>> start

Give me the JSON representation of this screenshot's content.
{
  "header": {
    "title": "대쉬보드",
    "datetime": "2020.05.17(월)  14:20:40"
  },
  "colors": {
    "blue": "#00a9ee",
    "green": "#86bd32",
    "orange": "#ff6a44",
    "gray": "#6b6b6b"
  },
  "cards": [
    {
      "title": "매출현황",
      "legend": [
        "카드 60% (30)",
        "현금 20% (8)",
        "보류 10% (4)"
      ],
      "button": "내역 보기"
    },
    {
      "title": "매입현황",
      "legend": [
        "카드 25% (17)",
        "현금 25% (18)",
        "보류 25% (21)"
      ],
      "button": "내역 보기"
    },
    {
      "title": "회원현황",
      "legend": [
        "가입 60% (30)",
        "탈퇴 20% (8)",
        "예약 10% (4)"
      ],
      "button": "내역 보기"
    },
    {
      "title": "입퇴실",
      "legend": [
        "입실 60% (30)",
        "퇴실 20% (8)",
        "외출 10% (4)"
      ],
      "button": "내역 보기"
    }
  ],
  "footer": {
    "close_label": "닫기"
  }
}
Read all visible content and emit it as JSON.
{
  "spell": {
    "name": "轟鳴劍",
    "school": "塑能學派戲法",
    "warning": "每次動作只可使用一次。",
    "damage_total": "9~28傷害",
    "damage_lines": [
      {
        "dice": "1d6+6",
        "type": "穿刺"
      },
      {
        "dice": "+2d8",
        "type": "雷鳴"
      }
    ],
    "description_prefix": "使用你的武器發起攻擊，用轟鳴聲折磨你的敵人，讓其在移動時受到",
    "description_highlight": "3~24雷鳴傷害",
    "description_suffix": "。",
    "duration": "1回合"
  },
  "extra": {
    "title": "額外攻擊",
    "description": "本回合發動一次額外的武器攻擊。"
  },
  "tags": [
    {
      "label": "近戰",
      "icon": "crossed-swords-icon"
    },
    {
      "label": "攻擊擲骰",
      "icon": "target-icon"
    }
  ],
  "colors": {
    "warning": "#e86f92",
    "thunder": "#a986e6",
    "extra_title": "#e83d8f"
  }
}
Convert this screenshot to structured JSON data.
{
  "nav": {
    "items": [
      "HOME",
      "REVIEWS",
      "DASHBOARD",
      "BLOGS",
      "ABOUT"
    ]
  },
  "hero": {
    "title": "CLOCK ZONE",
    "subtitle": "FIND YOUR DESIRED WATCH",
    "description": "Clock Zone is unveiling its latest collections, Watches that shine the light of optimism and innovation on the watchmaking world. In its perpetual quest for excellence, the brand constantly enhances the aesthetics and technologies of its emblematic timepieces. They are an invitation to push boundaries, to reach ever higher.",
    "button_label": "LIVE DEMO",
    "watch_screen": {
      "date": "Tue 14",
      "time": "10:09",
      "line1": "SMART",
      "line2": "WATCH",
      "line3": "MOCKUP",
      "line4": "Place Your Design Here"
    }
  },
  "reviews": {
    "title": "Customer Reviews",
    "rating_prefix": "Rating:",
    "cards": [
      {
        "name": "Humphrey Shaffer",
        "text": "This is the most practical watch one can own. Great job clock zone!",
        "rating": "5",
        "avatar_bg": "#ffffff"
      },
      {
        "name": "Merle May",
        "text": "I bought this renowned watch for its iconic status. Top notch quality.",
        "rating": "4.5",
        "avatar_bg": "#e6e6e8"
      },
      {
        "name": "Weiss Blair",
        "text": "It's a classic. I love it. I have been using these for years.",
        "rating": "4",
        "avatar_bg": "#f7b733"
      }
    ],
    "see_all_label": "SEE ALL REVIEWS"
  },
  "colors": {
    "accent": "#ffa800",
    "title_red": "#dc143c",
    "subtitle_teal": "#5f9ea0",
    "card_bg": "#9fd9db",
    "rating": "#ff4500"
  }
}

>> end

Go through the entries and repeat each one exactly.

Answer below:
Give me the JSON representation of this screenshot's content.
{
  "header": {
    "title": "대쉬보드",
    "datetime": "2020.05.17(월)  14:20:40"
  },
  "colors": {
    "blue": "#00a9ee",
    "green": "#86bd32",
    "orange": "#ff6a44",
    "gray": "#6b6b6b"
  },
  "cards": [
    {
      "title": "매출현황",
      "legend": [
        "카드 60% (30)",
        "현금 20% (8)",
        "보류 10% (4)"
      ],
      "button": "내역 보기"
    },
    {
      "title": "매입현황",
      "legend": [
        "카드 25% (17)",
        "현금 25% (18)",
        "보류 25% (21)"
      ],
      "button": "내역 보기"
    },
    {
      "title": "회원현황",
      "legend": [
        "가입 60% (30)",
        "탈퇴 20% (8)",
        "예약 10% (4)"
      ],
      "button": "내역 보기"
    },
    {
      "title": "입퇴실",
      "legend": [
        "입실 60% (30)",
        "퇴실 20% (8)",
        "외출 10% (4)"
      ],
      "button": "내역 보기"
    }
  ],
  "footer": {
    "close_label": "닫기"
  }
}
Read all visible content and emit it as JSON.
{
  "spell": {
    "name": "轟鳴劍",
    "school": "塑能學派戲法",
    "warning": "每次動作只可使用一次。",
    "damage_total": "9~28傷害",
    "damage_lines": [
      {
        "dice": "1d6+6",
        "type": "穿刺"
      },
      {
        "dice": "+2d8",
        "type": "雷鳴"
      }
    ],
    "description_prefix": "使用你的武器發起攻擊，用轟鳴聲折磨你的敵人，讓其在移動時受到",
    "description_highlight": "3~24雷鳴傷害",
    "description_suffix": "。",
    "duration": "1回合"
  },
  "extra": {
    "title": "額外攻擊",
    "description": "本回合發動一次額外的武器攻擊。"
  },
  "tags": [
    {
      "label": "近戰",
      "icon": "crossed-swords-icon"
    },
    {
      "label": "攻擊擲骰",
      "icon": "target-icon"
    }
  ],
  "colors": {
    "warning": "#e86f92",
    "thunder": "#a986e6",
    "extra_title": "#e83d8f"
  }
}
Convert this screenshot to structured JSON data.
{
  "nav": {
    "items": [
      "HOME",
      "REVIEWS",
      "DASHBOARD",
      "BLOGS",
      "ABOUT"
    ]
  },
  "hero": {
    "title": "CLOCK ZONE",
    "subtitle": "FIND YOUR DESIRED WATCH",
    "description": "Clock Zone is unveiling its latest collections, Watches that shine the light of optimism and innovation on the watchmaking world. In its perpetual quest for excellence, the brand constantly enhances the aesthetics and technologies of its emblematic timepieces. They are an invitation to push boundaries, to reach ever higher.",
    "button_label": "LIVE DEMO",
    "watch_screen": {
      "date": "Tue 14",
      "time": "10:09",
      "line1": "SMART",
      "line2": "WATCH",
      "line3": "MOCKUP",
      "line4": "Place Your Design Here"
    }
  },
  "reviews": {
    "title": "Customer Reviews",
    "rating_prefix": "Rating:",
    "cards": [
      {
        "name": "Humphrey Shaffer",
        "text": "This is the most practical watch one can own. Great job clock zone!",
        "rating": "5",
        "avatar_bg": "#ffffff"
      },
      {
        "name": "Merle May",
        "text": "I bought this renowned watch for its iconic status. Top notch quality.",
        "rating": "4.5",
        "avatar_bg": "#e6e6e8"
      },
      {
        "name": "Weiss Blair",
        "text": "It's a classic. I love it. I have been using these for years.",
        "rating": "4",
        "avatar_bg": "#f7b733"
      }
    ],
    "see_all_label": "SEE ALL REVIEWS"
  },
  "colors": {
    "accent": "#ffa800",
    "title_red": "#dc143c",
    "subtitle_teal": "#5f9ea0",
    "card_bg": "#9fd9db",
    "rating": "#ff4500"
  }
}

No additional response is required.